* Begin *

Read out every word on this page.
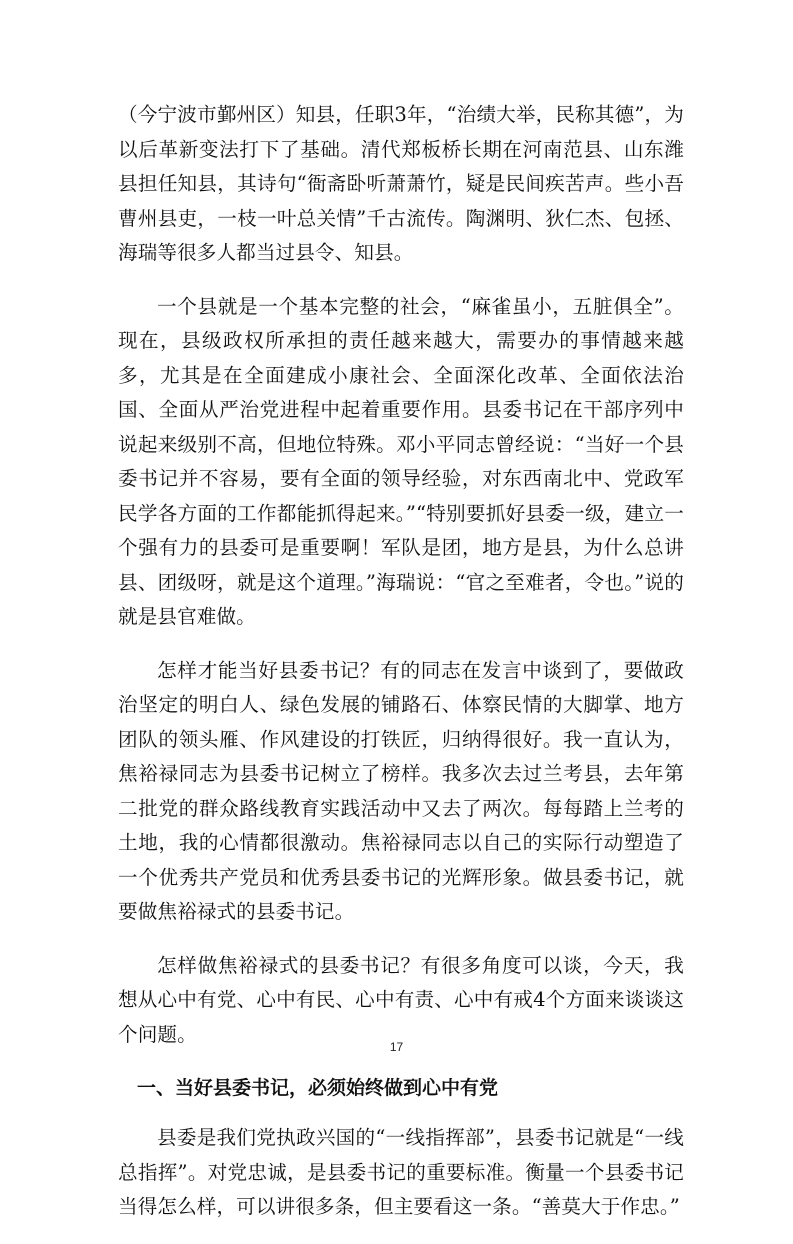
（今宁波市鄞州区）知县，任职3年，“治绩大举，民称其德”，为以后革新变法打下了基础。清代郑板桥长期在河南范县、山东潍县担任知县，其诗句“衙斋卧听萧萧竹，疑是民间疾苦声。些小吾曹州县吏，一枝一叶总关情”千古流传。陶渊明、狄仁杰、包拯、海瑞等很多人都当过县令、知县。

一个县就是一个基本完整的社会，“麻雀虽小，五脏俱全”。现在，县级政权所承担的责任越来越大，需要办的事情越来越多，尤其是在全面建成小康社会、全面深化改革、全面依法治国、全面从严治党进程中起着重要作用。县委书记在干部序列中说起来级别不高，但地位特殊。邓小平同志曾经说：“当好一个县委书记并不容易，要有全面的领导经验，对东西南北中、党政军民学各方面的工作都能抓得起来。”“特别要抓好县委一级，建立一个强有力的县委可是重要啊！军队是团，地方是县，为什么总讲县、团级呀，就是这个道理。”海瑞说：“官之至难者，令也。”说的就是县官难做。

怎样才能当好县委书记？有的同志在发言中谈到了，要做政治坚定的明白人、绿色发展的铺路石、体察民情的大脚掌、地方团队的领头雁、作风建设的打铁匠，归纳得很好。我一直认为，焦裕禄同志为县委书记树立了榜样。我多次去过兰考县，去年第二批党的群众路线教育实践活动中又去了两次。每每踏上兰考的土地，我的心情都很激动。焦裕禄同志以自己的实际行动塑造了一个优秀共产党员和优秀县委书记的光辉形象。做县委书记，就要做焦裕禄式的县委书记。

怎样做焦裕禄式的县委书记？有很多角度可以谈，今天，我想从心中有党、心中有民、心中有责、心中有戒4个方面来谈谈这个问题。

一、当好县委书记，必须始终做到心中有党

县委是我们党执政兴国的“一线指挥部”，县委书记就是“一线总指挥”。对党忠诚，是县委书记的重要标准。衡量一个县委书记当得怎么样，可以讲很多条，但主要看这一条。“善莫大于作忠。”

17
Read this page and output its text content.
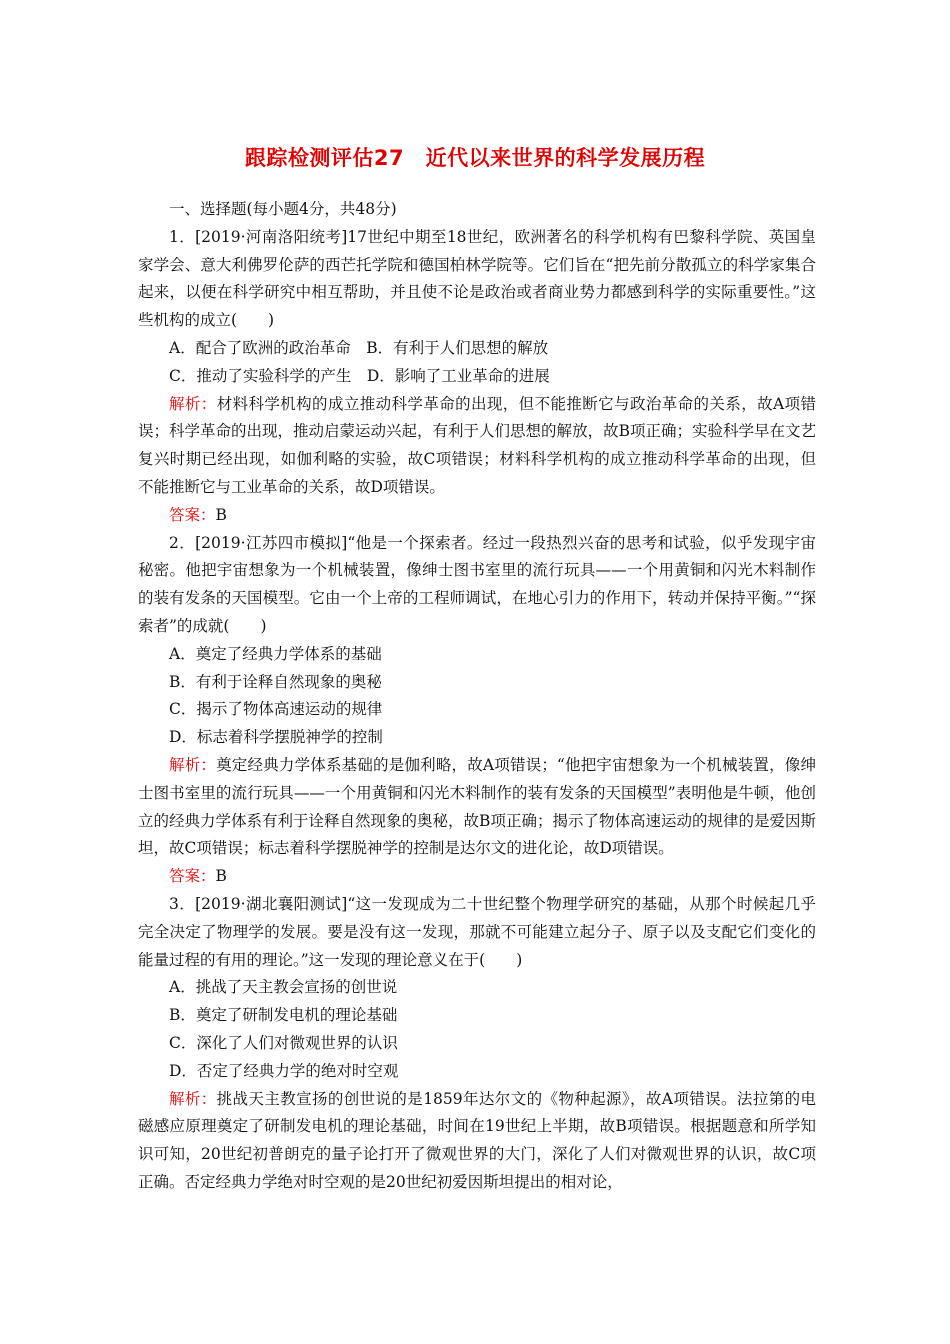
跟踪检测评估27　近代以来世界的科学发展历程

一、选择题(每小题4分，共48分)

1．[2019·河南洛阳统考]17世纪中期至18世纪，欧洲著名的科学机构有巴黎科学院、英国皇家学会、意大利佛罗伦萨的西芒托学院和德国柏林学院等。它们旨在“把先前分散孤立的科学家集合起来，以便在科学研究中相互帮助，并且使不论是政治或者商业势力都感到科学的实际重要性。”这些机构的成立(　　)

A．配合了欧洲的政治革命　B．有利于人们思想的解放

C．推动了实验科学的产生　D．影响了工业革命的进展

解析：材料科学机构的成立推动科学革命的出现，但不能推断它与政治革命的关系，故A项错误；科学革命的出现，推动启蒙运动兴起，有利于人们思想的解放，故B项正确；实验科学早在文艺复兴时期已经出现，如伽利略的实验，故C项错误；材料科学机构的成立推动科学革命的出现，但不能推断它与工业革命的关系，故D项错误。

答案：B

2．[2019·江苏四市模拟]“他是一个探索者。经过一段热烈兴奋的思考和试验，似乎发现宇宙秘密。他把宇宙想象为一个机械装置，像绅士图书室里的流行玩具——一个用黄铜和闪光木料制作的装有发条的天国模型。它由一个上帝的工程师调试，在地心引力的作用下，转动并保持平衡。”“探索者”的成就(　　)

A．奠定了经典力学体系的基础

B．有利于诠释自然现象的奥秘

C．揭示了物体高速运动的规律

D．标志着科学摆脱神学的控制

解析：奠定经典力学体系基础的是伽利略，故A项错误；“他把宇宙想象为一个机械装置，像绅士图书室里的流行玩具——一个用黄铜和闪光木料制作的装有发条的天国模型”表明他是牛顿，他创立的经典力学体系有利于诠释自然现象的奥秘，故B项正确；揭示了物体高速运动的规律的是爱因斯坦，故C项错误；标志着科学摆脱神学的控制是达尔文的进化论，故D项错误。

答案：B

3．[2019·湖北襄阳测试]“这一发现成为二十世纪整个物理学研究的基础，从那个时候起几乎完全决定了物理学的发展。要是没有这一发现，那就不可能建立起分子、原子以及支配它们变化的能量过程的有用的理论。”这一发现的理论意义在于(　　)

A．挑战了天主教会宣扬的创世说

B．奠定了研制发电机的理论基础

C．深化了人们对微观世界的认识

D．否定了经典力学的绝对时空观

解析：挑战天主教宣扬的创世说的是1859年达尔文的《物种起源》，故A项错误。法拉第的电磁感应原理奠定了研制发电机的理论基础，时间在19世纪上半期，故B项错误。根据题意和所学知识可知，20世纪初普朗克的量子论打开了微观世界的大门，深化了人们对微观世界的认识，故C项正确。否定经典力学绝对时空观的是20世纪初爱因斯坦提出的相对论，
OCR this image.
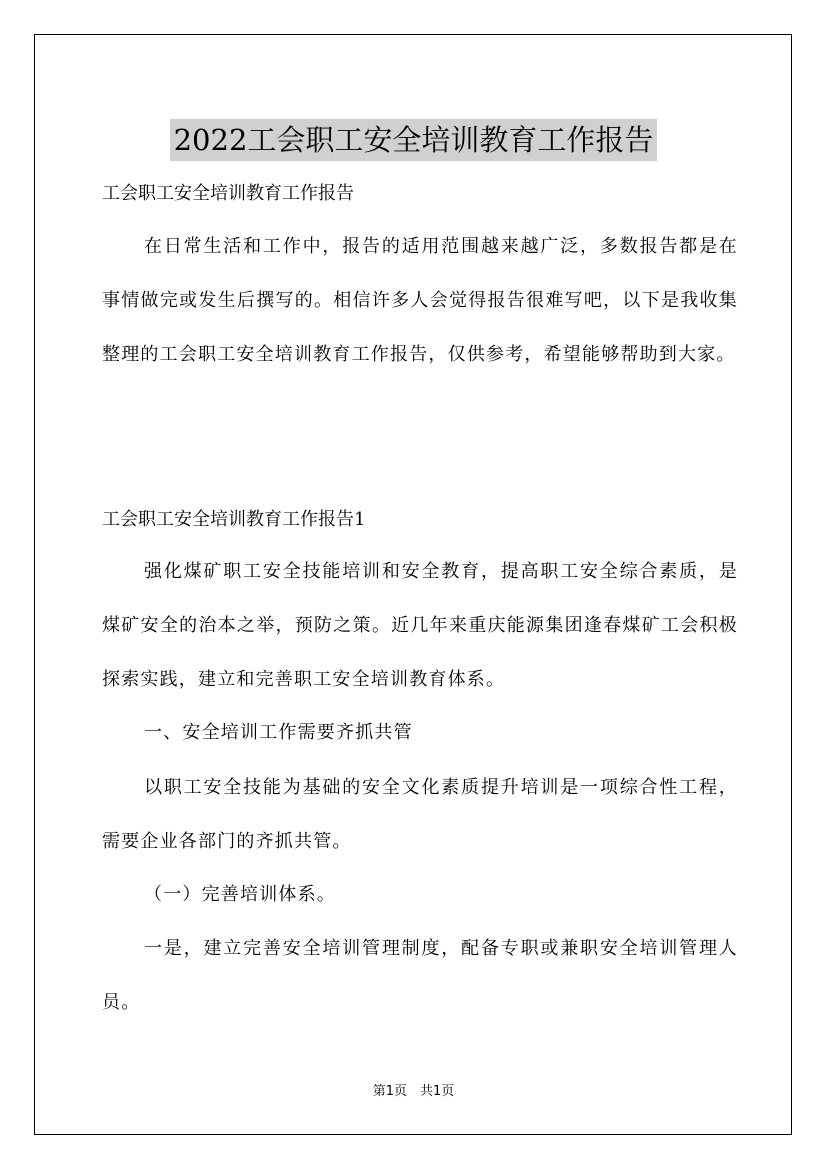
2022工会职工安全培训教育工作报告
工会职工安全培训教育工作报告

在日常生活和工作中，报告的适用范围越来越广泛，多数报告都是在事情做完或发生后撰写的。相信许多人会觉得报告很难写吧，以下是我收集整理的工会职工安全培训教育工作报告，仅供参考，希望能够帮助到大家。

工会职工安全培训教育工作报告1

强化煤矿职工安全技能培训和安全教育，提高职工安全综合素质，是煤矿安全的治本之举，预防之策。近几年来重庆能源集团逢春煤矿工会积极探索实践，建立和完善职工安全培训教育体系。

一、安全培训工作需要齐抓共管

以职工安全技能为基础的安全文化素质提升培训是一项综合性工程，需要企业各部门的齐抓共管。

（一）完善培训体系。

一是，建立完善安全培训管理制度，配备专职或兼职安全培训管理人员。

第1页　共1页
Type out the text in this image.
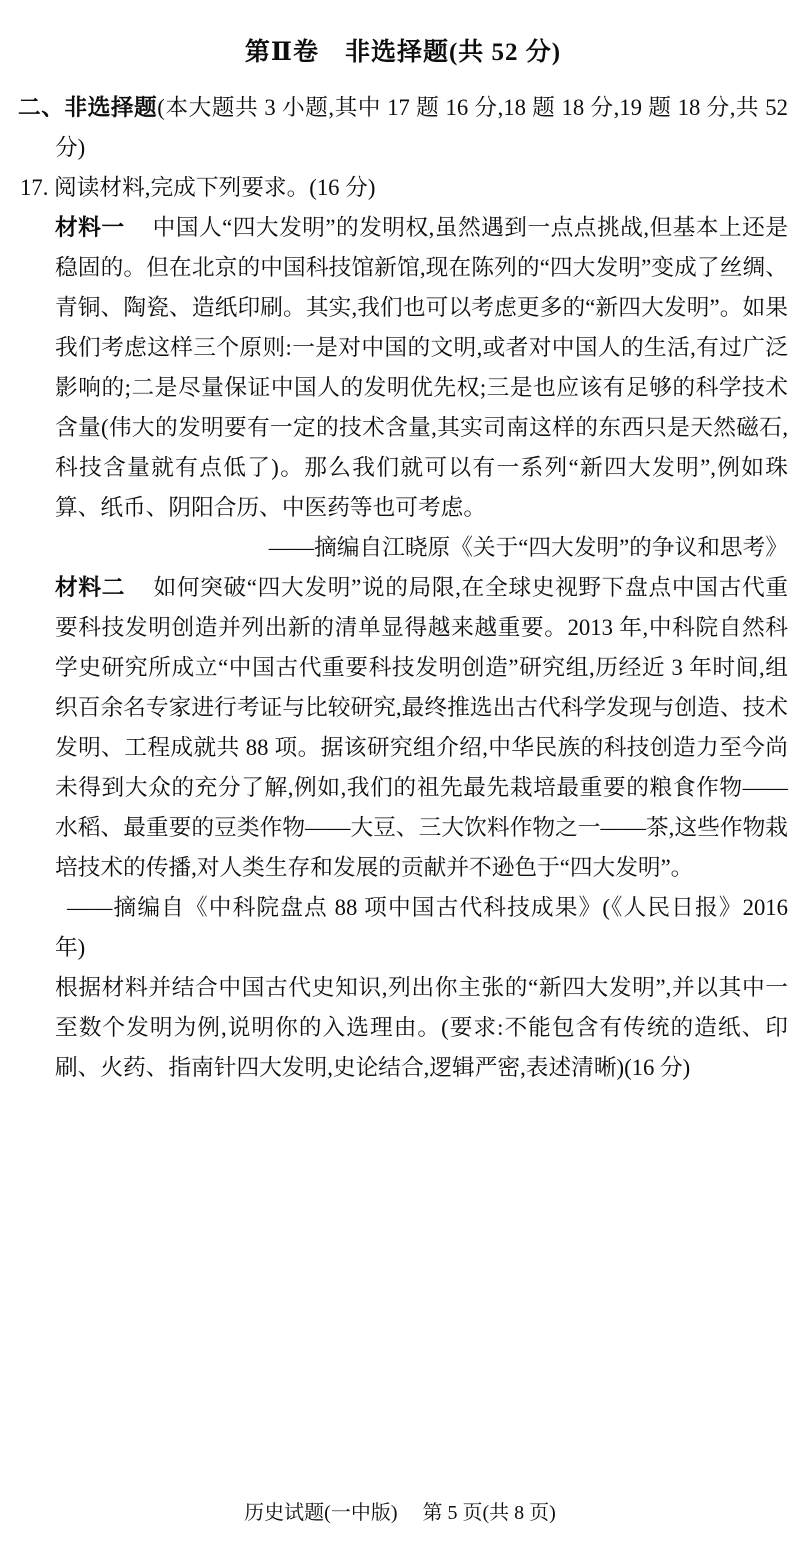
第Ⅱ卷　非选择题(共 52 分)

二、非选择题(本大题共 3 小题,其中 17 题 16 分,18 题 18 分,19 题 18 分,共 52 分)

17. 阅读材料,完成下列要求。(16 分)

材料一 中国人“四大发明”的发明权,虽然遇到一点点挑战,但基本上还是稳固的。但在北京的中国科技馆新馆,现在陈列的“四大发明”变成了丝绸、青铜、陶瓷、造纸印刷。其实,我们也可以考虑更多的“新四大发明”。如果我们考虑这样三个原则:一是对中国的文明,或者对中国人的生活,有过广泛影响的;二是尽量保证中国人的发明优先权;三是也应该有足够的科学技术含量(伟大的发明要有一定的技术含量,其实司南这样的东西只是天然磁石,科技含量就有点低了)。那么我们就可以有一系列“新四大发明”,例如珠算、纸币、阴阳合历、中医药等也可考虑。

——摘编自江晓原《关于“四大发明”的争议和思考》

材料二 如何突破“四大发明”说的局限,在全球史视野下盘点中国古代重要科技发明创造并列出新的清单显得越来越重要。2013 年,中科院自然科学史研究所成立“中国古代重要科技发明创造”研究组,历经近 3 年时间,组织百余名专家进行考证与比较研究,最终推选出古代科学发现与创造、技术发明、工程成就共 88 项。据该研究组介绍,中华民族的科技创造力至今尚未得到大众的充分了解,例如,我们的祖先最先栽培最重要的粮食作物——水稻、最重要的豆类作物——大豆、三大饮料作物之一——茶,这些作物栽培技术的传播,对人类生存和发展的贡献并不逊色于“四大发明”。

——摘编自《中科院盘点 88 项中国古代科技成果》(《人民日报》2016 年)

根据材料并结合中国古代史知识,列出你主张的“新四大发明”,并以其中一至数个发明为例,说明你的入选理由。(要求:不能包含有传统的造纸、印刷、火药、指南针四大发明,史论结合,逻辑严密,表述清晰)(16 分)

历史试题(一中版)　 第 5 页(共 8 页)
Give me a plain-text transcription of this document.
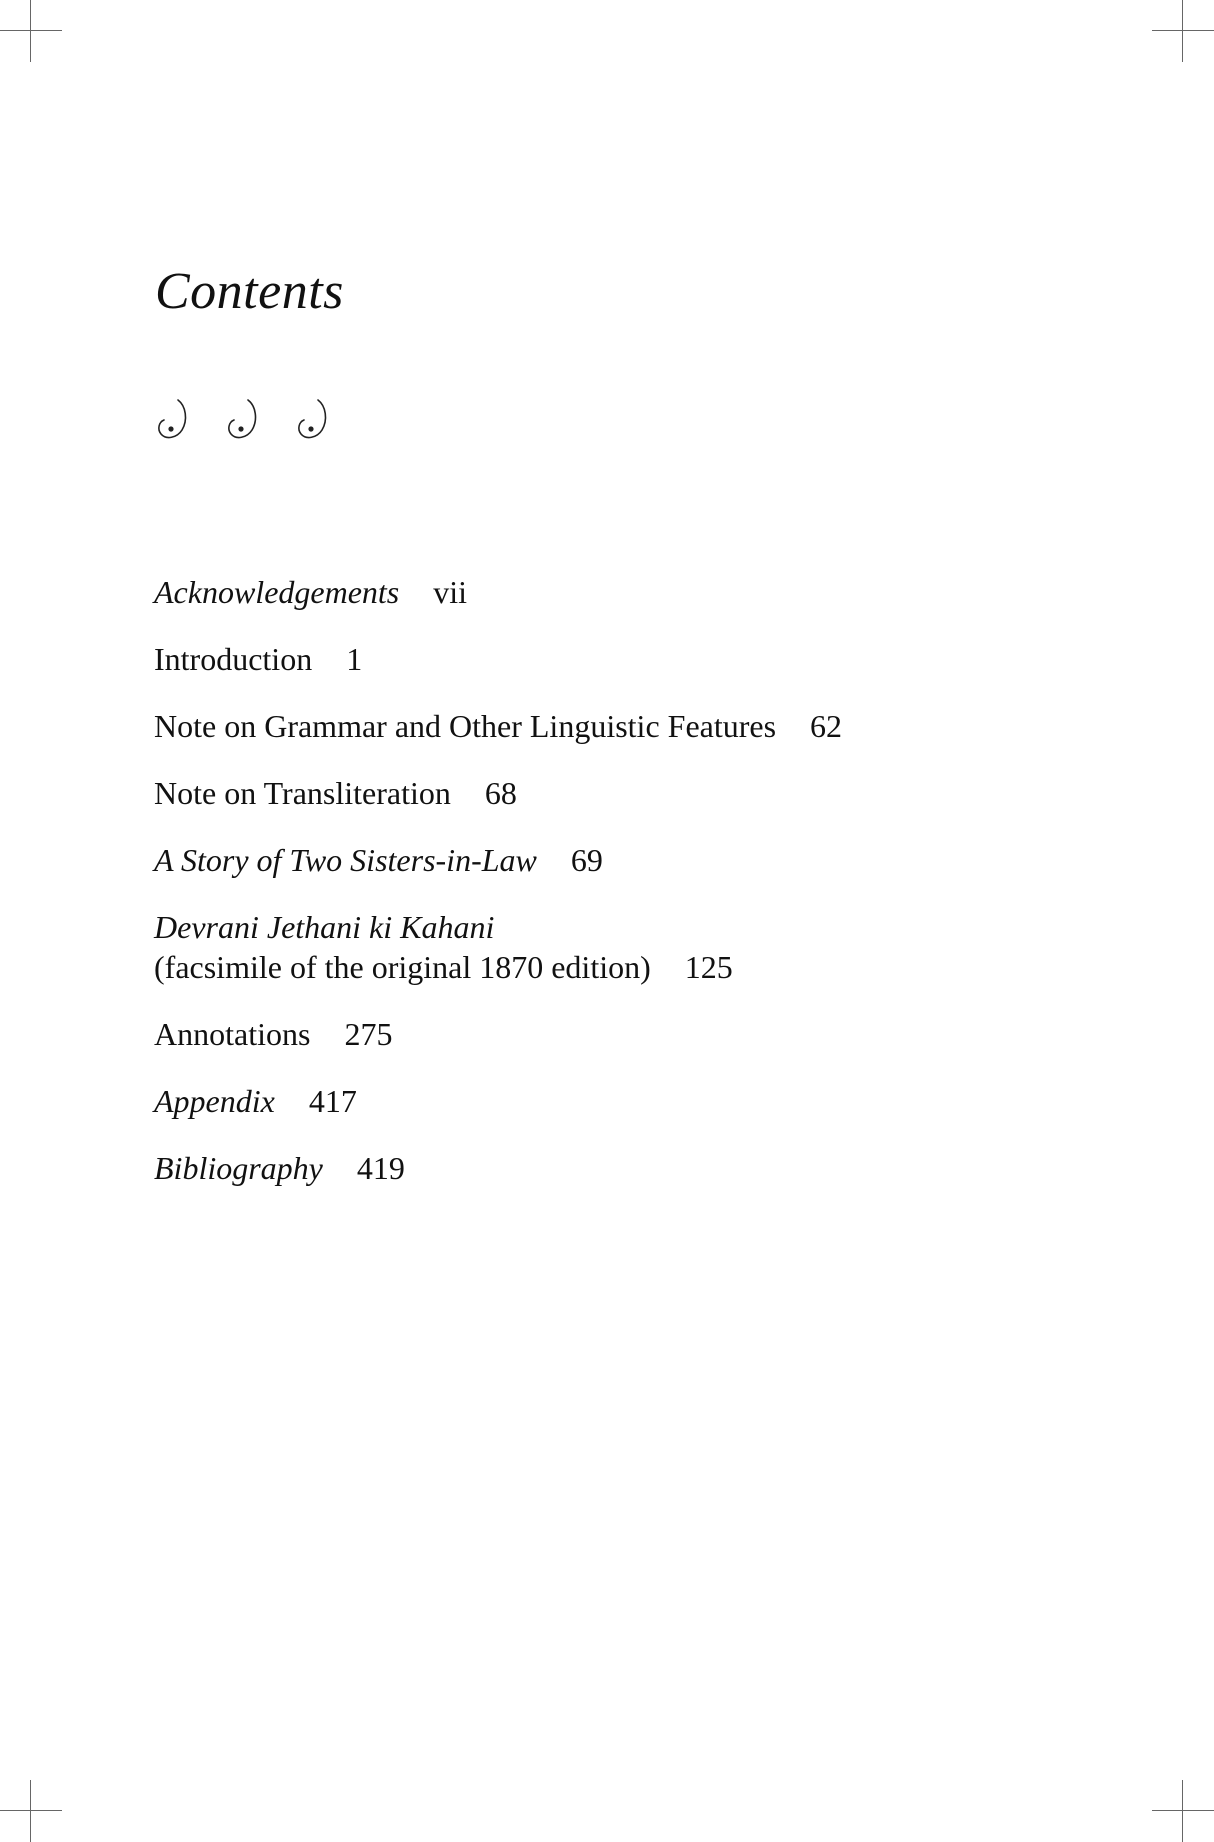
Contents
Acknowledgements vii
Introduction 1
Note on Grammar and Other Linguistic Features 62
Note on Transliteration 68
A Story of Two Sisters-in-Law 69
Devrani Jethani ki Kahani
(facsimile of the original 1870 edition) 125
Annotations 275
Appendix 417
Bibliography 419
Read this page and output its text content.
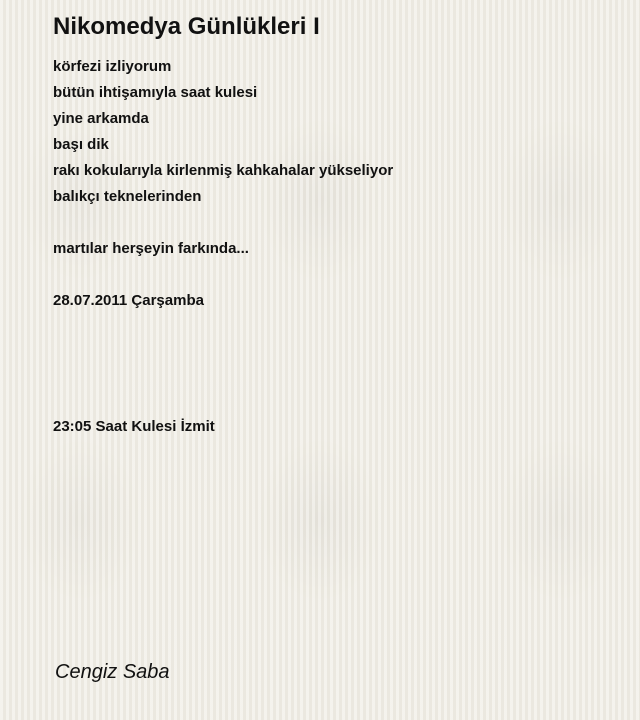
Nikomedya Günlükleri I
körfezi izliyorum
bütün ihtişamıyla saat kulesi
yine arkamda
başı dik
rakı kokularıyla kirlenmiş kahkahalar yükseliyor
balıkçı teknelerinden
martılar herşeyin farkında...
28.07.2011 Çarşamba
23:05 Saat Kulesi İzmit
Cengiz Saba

* End *

• TASK BRIEF: Tell how many lines of the data above hold the string "故B项正确". Give only the number.

• EXERCISE SOLUTION: 2